==== Available data
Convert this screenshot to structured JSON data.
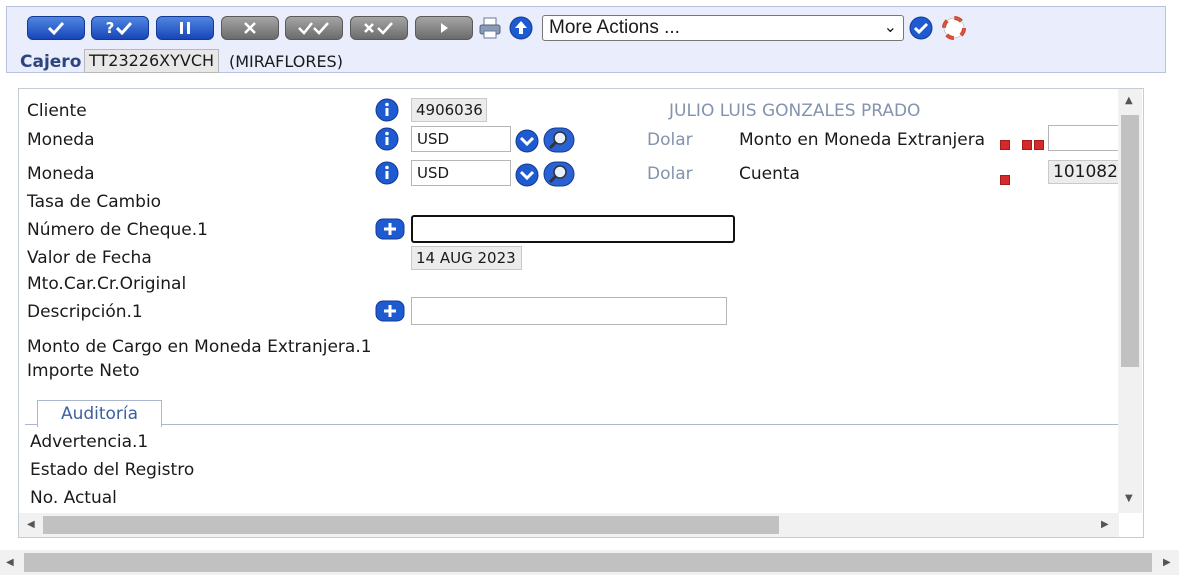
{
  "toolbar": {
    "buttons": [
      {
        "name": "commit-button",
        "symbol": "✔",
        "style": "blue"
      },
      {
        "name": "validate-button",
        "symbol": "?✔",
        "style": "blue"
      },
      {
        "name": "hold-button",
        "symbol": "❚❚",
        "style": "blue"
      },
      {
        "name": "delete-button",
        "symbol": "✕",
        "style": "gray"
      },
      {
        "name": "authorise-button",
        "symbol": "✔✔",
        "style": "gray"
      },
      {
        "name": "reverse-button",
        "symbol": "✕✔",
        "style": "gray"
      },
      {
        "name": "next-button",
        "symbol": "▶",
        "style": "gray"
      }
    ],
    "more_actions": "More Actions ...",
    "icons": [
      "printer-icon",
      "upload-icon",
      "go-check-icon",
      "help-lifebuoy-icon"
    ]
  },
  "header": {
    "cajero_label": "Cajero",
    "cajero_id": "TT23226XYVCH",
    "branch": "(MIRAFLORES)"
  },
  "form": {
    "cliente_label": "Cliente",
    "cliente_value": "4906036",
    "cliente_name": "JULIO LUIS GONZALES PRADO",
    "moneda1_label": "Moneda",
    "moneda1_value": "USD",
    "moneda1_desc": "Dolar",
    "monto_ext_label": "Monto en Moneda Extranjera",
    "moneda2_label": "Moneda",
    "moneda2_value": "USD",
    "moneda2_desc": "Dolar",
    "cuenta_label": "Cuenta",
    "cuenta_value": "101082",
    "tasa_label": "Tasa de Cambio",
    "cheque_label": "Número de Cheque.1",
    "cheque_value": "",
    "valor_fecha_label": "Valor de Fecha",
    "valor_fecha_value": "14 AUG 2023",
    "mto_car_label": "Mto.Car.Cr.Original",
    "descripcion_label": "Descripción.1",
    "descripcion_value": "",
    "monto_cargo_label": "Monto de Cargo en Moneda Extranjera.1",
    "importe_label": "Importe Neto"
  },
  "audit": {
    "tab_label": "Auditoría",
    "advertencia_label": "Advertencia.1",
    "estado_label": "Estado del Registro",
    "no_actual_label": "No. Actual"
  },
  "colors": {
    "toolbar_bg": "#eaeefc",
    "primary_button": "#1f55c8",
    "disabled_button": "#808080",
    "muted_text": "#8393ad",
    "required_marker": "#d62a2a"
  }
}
========
Using the data above, write out every line exactly, leaving the images behind.

Complete answer:
Convert this screenshot to structured JSON data.
{
  "toolbar": {
    "buttons": [
      {
        "name": "commit-button",
        "symbol": "✔",
        "style": "blue"
      },
      {
        "name": "validate-button",
        "symbol": "?✔",
        "style": "blue"
      },
      {
        "name": "hold-button",
        "symbol": "❚❚",
        "style": "blue"
      },
      {
        "name": "delete-button",
        "symbol": "✕",
        "style": "gray"
      },
      {
        "name": "authorise-button",
        "symbol": "✔✔",
        "style": "gray"
      },
      {
        "name": "reverse-button",
        "symbol": "✕✔",
        "style": "gray"
      },
      {
        "name": "next-button",
        "symbol": "▶",
        "style": "gray"
      }
    ],
    "more_actions": "More Actions ...",
    "icons": [
      "printer-icon",
      "upload-icon",
      "go-check-icon",
      "help-lifebuoy-icon"
    ]
  },
  "header": {
    "cajero_label": "Cajero",
    "cajero_id": "TT23226XYVCH",
    "branch": "(MIRAFLORES)"
  },
  "form": {
    "cliente_label": "Cliente",
    "cliente_value": "4906036",
    "cliente_name": "JULIO LUIS GONZALES PRADO",
    "moneda1_label": "Moneda",
    "moneda1_value": "USD",
    "moneda1_desc": "Dolar",
    "monto_ext_label": "Monto en Moneda Extranjera",
    "moneda2_label": "Moneda",
    "moneda2_value": "USD",
    "moneda2_desc": "Dolar",
    "cuenta_label": "Cuenta",
    "cuenta_value": "101082",
    "tasa_label": "Tasa de Cambio",
    "cheque_label": "Número de Cheque.1",
    "cheque_value": "",
    "valor_fecha_label": "Valor de Fecha",
    "valor_fecha_value": "14 AUG 2023",
    "mto_car_label": "Mto.Car.Cr.Original",
    "descripcion_label": "Descripción.1",
    "descripcion_value": "",
    "monto_cargo_label": "Monto de Cargo en Moneda Extranjera.1",
    "importe_label": "Importe Neto"
  },
  "audit": {
    "tab_label": "Auditoría",
    "advertencia_label": "Advertencia.1",
    "estado_label": "Estado del Registro",
    "no_actual_label": "No. Actual"
  },
  "colors": {
    "toolbar_bg": "#eaeefc",
    "primary_button": "#1f55c8",
    "disabled_button": "#808080",
    "muted_text": "#8393ad",
    "required_marker": "#d62a2a"
  }
}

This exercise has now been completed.